*Written exercise*
Below are records. Copy every line with "variation" in it.

Records from a dataset:
= = = = =
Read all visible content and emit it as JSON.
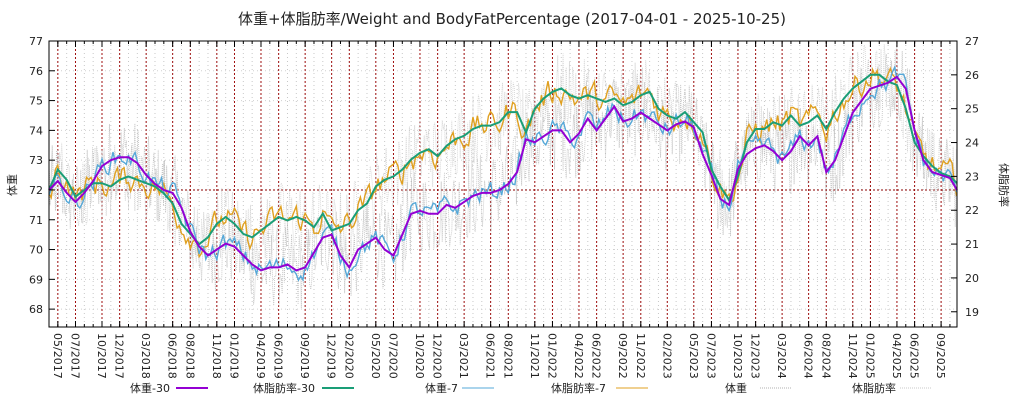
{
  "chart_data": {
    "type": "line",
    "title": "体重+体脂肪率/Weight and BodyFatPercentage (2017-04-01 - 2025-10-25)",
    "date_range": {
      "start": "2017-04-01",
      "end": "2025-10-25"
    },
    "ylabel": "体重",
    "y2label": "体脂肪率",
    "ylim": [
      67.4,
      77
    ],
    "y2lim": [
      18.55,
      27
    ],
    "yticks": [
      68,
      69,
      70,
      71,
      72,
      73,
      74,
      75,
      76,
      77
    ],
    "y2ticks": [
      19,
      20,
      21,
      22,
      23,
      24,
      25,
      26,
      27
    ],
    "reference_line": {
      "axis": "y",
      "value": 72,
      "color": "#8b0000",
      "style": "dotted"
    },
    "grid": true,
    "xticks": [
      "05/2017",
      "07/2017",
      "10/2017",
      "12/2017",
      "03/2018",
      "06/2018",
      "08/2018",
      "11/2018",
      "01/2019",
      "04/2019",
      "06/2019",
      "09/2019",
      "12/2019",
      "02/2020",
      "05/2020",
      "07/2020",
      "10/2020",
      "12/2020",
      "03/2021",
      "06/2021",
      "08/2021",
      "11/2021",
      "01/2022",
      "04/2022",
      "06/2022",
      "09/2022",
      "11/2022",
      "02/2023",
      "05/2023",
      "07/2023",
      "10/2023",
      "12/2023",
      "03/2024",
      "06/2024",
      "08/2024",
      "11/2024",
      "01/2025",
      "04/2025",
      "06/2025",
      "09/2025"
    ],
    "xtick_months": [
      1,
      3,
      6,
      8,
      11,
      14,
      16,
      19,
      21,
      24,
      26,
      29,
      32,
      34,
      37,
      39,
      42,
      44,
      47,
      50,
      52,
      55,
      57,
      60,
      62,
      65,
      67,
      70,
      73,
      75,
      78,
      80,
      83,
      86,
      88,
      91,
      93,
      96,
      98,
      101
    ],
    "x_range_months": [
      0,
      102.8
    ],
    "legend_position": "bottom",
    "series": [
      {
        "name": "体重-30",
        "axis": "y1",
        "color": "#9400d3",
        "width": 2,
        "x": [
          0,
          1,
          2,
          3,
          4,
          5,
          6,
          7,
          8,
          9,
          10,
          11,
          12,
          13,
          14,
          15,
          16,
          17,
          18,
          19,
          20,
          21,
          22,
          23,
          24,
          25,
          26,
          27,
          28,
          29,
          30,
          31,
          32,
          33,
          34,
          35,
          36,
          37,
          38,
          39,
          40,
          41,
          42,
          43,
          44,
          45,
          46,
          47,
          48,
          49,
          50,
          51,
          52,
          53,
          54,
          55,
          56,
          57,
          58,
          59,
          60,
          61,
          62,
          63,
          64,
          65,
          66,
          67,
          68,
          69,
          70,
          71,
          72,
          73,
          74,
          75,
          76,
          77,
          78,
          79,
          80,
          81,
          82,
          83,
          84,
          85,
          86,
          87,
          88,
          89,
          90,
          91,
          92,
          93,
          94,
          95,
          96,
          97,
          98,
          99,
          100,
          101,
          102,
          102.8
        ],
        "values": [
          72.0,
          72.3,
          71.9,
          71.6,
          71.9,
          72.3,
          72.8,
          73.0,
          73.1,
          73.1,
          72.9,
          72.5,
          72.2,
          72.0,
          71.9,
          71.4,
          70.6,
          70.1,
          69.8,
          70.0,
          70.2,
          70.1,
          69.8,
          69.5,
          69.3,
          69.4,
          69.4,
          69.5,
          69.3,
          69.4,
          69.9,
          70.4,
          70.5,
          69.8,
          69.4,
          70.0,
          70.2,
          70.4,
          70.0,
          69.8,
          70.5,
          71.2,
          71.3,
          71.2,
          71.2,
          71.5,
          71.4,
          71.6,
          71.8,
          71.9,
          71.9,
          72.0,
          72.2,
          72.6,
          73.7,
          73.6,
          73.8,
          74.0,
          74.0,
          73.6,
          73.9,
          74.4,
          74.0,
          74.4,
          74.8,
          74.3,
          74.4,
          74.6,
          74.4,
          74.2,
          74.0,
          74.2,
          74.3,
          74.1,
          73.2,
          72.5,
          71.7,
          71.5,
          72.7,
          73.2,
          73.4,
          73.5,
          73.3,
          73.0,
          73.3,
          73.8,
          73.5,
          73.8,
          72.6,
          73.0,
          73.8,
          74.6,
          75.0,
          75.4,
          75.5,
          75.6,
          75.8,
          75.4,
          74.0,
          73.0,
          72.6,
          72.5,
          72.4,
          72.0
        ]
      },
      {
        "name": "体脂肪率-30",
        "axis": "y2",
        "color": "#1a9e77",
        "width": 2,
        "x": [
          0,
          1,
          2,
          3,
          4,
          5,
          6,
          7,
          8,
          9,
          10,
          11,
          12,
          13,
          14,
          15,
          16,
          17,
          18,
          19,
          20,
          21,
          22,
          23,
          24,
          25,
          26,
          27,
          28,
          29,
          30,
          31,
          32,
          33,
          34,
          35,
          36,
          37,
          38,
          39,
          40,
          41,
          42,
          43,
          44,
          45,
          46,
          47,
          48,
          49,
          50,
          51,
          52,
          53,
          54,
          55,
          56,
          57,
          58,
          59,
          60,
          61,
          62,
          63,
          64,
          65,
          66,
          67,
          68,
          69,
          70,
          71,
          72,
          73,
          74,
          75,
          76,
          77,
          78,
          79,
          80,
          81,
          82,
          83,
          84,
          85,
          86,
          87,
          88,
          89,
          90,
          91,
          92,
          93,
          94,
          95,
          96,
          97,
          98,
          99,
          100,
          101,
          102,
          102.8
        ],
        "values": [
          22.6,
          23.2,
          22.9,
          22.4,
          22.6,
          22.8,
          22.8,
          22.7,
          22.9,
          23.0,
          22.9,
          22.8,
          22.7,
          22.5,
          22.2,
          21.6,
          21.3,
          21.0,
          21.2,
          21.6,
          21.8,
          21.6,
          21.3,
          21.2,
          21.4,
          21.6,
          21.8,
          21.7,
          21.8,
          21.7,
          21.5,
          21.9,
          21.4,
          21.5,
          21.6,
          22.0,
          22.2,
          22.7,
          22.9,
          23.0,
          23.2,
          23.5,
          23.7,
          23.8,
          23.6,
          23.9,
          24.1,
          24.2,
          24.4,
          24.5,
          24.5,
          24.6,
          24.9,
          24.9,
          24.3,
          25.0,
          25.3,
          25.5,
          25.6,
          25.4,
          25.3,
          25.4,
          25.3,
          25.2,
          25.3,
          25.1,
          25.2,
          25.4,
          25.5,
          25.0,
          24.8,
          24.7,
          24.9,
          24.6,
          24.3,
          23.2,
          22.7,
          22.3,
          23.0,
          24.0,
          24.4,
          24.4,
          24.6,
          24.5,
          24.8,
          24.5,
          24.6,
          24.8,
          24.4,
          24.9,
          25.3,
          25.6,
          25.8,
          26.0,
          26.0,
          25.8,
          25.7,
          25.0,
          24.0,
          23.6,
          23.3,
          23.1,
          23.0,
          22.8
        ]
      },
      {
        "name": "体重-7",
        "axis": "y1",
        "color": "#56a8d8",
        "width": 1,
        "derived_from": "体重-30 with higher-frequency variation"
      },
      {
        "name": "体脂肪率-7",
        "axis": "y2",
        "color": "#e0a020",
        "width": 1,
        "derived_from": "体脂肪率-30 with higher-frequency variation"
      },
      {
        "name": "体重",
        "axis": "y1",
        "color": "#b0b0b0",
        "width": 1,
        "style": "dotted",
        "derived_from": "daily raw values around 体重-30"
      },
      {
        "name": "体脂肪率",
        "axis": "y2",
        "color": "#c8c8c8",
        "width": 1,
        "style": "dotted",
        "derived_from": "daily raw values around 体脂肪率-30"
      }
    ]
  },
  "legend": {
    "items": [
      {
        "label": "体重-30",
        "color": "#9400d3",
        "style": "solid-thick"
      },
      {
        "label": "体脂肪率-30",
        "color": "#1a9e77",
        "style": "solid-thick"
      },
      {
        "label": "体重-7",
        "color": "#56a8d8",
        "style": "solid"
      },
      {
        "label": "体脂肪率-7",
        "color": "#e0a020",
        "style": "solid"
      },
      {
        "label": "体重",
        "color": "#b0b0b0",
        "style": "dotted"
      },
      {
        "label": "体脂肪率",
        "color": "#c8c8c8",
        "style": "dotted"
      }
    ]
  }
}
= = = = =
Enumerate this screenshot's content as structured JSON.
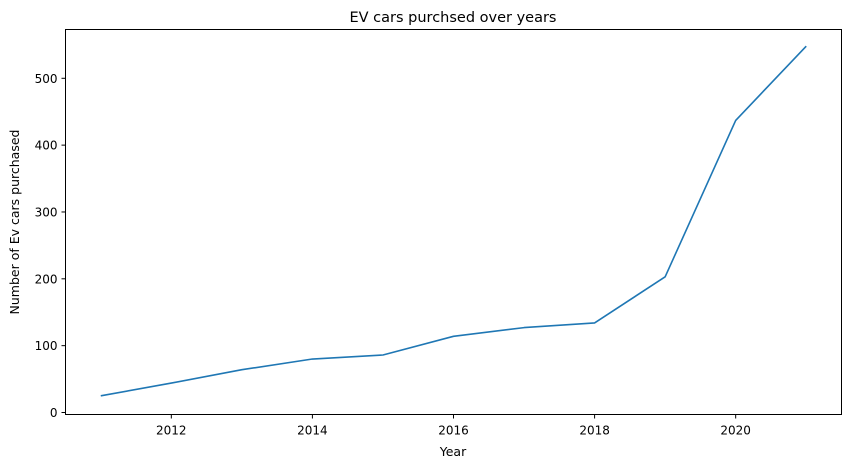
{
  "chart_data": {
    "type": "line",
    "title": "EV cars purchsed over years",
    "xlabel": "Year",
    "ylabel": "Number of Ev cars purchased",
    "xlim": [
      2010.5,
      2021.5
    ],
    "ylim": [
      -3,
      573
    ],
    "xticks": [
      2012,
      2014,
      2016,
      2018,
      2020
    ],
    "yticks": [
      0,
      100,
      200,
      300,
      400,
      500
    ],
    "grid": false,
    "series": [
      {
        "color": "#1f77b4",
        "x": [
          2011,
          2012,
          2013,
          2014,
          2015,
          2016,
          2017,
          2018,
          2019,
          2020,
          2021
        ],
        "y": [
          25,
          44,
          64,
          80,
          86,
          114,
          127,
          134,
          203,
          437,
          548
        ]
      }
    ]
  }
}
= = = = =
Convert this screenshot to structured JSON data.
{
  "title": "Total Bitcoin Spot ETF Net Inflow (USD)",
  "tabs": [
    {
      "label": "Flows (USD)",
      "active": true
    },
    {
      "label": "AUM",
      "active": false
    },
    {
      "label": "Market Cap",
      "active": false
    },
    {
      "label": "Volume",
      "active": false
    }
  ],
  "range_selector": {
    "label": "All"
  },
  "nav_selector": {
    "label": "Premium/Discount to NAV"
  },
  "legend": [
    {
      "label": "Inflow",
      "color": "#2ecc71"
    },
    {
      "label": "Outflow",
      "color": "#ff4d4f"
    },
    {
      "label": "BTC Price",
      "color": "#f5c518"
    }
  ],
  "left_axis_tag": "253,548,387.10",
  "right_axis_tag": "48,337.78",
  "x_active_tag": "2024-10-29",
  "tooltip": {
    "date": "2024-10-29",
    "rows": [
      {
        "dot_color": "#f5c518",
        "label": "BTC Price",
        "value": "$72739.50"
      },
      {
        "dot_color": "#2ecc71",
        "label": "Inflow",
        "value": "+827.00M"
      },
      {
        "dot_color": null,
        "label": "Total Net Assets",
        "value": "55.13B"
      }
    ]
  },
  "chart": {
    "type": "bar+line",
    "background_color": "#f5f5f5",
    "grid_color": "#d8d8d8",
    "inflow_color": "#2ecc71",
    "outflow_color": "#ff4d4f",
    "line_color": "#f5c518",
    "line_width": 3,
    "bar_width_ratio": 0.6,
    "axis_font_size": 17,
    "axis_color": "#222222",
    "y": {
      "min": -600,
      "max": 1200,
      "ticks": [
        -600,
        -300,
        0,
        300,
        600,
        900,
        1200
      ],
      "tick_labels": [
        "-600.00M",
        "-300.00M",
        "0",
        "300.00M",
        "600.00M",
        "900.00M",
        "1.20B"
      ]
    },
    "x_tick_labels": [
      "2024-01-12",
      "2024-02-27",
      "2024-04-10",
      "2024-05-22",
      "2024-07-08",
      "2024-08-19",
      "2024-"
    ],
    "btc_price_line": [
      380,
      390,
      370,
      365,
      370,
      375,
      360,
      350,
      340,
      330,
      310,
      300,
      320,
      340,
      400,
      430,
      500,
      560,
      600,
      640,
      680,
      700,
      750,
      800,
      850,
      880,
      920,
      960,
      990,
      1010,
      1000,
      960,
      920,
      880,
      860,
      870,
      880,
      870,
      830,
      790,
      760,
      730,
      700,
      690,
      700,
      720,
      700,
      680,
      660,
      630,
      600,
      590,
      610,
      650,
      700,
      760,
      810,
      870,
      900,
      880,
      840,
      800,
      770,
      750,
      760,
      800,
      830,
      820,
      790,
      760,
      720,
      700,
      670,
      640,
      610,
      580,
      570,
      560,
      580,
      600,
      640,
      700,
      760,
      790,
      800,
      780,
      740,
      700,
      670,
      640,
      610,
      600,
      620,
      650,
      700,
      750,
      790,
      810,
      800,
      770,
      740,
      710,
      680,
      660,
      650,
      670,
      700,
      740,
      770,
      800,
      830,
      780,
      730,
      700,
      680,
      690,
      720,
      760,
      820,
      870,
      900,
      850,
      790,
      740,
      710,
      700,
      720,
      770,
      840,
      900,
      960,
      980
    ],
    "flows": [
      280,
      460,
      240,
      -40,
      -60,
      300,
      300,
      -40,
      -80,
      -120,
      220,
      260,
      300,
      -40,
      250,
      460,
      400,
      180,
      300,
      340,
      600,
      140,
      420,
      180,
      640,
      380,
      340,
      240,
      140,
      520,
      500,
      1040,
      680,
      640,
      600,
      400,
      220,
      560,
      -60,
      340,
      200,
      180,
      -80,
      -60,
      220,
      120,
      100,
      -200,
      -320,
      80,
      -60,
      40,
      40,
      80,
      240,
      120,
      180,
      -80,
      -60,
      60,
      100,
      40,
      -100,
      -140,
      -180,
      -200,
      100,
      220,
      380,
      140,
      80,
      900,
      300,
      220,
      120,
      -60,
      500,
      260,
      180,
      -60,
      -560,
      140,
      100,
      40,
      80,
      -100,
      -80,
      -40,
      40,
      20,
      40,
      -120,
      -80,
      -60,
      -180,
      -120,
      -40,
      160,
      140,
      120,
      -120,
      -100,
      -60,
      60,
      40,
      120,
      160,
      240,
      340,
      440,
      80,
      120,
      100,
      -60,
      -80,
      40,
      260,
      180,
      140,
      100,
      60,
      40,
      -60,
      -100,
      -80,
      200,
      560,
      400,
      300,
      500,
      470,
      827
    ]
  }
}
= = = = =
*Response to the task*
        "derived_from": "体重-30 with higher-frequency variation"
        "derived_from": "体脂肪率-30 with higher-frequency variation"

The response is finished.